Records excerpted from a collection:
------------------------
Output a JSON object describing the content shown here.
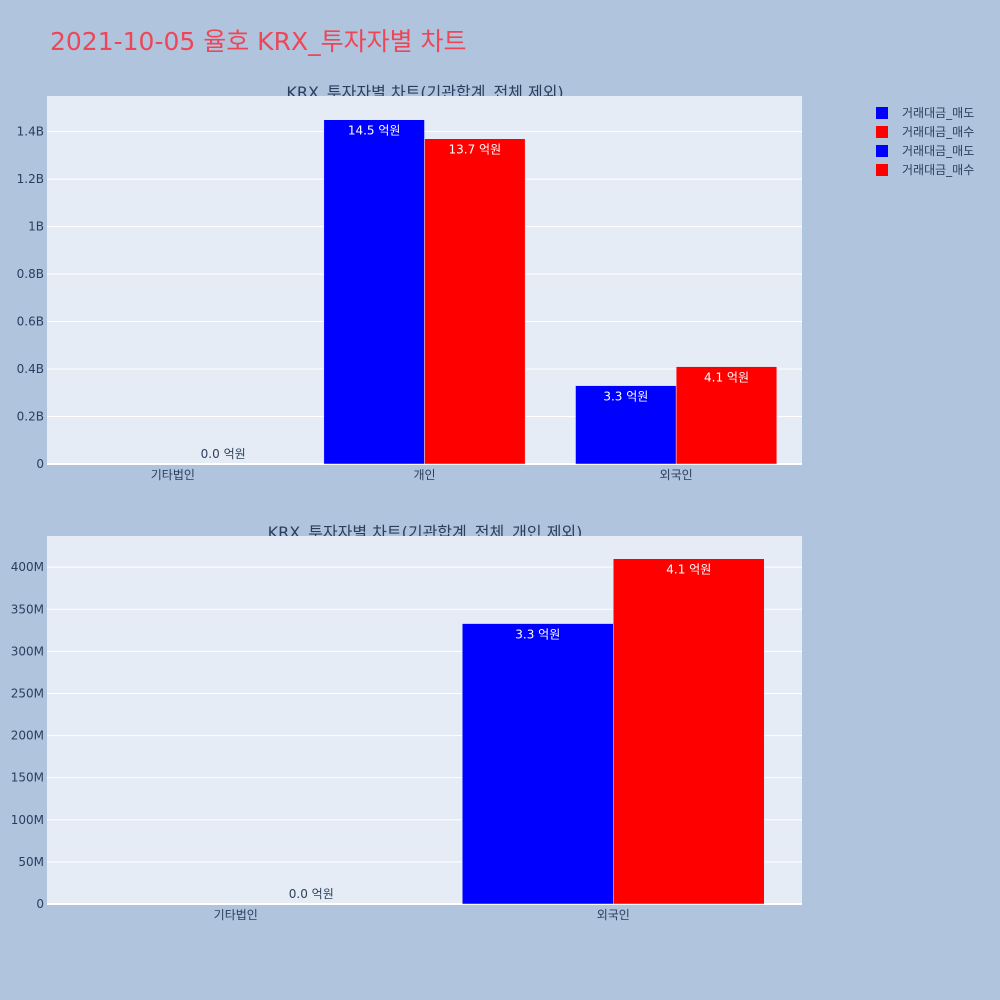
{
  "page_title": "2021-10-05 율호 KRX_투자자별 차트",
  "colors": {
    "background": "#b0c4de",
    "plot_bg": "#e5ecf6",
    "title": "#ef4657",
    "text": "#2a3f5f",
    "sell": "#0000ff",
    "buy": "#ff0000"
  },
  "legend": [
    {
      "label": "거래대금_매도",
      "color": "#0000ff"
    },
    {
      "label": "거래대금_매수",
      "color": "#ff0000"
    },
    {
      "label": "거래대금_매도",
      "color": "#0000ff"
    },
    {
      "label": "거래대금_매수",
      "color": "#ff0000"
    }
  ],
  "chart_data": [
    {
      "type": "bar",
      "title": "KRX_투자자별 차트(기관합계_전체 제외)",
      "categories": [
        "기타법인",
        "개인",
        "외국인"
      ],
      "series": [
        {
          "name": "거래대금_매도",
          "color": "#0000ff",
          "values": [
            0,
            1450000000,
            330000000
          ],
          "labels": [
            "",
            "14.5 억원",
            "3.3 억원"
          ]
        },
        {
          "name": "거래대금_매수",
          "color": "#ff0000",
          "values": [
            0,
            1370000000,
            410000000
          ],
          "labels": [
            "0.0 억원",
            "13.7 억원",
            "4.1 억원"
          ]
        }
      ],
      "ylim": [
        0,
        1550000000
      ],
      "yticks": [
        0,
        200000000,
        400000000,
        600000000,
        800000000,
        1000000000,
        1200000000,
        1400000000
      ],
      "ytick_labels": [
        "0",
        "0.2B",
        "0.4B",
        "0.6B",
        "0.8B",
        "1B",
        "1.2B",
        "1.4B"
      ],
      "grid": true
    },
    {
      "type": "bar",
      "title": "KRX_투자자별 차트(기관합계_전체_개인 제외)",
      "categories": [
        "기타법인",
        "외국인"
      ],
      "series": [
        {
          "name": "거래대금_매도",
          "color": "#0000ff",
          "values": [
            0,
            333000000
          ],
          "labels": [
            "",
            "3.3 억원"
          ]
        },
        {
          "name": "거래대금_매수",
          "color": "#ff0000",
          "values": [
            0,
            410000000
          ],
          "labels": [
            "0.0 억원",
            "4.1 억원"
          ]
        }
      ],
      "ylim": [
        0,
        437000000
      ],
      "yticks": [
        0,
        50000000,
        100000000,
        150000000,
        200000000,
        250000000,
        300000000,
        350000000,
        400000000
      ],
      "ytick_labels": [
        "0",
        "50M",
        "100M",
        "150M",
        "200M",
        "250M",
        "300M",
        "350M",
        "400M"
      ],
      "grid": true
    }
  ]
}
------------------------
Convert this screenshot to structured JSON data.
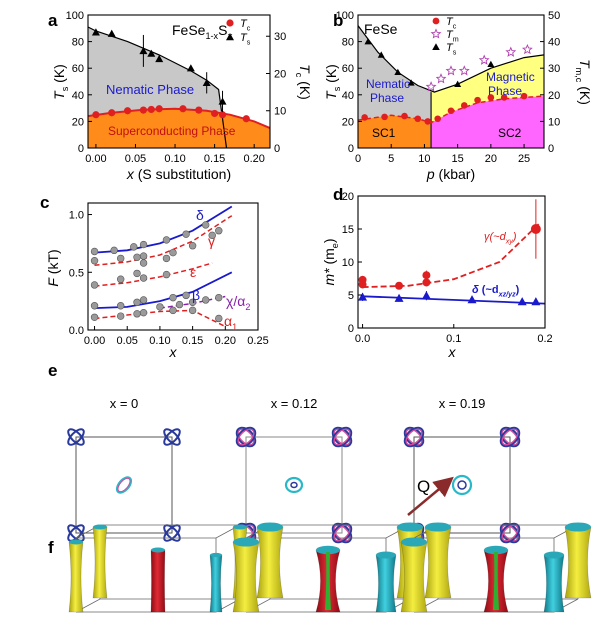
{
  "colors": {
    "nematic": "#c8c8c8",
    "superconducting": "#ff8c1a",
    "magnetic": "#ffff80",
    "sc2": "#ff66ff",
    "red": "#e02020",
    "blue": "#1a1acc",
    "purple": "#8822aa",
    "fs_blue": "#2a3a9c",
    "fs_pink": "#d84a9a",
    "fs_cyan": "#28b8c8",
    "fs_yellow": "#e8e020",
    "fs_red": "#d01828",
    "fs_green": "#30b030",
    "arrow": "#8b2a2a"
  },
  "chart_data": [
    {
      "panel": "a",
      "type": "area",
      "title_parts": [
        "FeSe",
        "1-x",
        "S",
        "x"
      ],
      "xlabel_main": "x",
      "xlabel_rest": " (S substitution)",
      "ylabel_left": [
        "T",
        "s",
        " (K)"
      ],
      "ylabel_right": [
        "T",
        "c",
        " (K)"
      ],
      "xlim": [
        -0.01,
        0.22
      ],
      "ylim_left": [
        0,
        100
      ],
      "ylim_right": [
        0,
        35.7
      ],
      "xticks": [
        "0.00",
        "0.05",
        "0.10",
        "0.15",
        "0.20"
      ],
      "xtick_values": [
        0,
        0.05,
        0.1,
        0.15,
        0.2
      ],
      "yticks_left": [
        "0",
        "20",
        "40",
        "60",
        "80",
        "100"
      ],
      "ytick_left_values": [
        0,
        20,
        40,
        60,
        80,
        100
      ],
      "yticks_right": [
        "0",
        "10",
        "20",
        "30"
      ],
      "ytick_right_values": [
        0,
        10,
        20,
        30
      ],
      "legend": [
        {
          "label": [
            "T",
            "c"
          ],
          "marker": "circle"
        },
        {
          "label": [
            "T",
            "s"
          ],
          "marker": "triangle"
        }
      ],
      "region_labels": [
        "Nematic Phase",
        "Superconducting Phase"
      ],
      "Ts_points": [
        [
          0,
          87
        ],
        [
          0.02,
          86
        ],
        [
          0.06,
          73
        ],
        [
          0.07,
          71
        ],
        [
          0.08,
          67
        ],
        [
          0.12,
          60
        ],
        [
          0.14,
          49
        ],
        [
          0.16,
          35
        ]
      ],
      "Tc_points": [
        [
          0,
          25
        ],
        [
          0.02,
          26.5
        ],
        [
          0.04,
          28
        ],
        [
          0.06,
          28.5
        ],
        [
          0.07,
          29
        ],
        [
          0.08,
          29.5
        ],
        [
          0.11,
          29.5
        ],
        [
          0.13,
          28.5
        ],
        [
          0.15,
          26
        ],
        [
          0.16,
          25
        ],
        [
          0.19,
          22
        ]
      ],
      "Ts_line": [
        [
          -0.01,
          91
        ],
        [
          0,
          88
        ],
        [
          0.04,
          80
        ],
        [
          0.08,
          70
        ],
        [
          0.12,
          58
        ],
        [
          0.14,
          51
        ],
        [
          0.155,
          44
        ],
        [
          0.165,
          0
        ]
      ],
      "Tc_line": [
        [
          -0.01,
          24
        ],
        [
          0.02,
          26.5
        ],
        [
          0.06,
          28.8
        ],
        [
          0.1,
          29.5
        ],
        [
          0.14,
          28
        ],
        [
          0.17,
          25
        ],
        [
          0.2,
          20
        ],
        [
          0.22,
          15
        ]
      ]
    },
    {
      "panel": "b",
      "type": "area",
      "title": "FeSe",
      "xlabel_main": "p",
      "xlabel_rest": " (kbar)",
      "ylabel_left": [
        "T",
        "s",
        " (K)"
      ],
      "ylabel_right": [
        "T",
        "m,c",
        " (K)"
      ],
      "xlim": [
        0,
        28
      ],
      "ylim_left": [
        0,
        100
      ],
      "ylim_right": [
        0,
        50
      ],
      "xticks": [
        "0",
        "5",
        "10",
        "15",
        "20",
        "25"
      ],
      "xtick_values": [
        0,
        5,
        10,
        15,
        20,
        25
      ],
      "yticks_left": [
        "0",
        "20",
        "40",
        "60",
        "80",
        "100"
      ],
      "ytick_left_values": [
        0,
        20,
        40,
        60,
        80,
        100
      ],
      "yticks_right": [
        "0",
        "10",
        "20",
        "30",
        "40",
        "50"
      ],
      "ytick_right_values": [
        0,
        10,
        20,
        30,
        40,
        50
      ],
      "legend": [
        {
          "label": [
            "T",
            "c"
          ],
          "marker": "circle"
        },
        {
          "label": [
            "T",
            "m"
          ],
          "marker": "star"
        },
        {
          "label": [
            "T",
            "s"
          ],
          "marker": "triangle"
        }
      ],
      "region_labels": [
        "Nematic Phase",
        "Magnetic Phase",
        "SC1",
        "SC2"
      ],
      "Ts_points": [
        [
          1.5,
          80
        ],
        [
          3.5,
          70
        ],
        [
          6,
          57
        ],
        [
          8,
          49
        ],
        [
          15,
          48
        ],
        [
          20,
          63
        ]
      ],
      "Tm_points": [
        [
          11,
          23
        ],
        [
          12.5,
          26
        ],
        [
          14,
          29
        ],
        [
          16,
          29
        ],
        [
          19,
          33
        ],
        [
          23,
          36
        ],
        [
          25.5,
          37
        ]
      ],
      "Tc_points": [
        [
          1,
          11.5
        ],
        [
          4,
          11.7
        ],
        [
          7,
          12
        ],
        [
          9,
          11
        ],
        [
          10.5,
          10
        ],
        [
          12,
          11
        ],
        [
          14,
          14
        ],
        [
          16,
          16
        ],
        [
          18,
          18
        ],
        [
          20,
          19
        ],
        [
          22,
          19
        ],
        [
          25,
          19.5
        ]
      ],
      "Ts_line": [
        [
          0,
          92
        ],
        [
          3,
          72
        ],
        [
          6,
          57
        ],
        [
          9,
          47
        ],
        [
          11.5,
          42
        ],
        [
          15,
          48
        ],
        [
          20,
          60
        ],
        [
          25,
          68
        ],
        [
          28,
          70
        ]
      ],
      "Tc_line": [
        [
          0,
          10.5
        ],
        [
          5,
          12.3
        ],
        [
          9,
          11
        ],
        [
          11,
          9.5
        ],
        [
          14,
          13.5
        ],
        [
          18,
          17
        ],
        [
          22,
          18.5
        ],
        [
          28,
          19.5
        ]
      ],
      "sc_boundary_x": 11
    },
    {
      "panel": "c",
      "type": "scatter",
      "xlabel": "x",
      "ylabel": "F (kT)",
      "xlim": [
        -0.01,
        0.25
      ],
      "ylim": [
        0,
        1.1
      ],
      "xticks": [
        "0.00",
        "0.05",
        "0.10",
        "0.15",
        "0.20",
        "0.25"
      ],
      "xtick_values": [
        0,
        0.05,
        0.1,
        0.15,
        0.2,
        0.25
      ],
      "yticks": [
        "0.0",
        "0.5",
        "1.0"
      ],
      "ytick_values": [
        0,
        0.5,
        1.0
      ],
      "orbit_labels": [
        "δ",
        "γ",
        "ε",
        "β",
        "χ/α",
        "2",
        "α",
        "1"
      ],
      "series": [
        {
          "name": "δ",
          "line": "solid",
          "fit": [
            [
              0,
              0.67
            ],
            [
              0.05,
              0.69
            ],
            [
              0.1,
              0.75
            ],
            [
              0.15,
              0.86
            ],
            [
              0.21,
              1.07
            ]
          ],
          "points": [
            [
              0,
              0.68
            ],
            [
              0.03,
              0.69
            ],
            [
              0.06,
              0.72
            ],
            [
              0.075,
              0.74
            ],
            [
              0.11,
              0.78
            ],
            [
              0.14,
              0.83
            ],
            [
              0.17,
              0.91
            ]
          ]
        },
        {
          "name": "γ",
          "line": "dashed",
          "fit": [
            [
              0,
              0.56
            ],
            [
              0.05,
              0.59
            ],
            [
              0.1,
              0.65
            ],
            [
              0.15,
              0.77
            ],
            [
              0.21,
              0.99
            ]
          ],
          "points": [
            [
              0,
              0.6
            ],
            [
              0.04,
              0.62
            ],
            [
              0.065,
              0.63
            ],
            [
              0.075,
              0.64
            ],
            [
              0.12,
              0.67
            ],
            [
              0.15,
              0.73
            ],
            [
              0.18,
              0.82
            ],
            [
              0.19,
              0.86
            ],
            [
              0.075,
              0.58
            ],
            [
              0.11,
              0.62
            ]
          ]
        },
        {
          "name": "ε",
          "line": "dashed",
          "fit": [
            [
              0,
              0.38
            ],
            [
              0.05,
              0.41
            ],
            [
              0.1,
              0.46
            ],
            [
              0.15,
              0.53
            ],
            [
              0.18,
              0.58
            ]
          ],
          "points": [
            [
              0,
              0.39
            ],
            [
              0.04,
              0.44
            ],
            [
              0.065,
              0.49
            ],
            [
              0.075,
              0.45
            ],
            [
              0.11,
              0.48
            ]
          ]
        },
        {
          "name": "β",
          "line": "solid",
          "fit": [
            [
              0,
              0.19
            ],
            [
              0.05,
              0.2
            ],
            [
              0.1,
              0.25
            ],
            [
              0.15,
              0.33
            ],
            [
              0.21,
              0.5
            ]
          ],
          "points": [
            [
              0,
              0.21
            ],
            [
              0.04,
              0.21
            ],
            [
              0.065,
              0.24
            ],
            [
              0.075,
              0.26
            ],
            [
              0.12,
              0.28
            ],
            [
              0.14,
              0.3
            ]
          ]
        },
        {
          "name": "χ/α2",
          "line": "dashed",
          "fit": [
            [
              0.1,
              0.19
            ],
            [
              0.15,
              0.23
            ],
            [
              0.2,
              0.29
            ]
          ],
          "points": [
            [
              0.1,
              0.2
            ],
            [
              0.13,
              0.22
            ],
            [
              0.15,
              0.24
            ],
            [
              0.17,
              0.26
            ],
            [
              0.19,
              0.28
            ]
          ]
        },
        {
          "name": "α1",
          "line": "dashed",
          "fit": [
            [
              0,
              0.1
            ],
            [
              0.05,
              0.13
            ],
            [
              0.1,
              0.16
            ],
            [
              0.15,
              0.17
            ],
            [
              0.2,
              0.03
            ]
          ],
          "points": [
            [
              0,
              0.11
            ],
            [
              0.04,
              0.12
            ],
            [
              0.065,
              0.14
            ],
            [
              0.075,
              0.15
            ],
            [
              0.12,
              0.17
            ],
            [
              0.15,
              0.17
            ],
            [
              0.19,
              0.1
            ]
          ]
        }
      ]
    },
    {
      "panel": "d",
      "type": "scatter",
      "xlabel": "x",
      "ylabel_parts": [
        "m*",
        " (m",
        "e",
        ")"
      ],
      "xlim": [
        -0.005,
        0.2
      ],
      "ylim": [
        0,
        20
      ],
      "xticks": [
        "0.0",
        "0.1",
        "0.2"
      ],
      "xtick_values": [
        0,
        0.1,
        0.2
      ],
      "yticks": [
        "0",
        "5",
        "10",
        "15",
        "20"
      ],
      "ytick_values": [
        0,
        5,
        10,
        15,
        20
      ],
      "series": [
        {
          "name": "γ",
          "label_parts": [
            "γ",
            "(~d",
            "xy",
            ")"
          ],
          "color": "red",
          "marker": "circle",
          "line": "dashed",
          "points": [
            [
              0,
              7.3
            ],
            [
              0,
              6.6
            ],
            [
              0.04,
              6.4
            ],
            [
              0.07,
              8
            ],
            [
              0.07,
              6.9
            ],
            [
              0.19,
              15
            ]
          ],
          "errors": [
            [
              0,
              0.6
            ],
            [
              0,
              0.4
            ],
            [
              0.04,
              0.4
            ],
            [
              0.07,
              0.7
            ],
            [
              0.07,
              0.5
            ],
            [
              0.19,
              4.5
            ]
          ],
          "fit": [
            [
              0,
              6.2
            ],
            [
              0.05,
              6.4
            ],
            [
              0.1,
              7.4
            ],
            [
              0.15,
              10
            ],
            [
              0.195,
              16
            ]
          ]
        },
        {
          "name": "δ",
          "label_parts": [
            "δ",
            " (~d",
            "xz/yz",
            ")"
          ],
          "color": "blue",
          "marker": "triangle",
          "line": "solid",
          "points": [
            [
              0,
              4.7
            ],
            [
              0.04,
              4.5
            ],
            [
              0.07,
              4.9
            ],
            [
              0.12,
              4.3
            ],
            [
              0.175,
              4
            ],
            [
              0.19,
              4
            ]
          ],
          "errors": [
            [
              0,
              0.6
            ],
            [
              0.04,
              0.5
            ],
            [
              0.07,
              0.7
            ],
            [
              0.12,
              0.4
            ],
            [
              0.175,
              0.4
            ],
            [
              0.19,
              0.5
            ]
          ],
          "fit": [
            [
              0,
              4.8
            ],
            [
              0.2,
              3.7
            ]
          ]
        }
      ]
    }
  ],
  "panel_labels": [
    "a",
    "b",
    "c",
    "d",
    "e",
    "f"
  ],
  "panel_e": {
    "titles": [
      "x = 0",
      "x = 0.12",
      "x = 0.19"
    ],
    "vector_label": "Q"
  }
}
------------------------
Report how many lines of the listing above include the word "marker". Say nothing but the number.

Task result:
7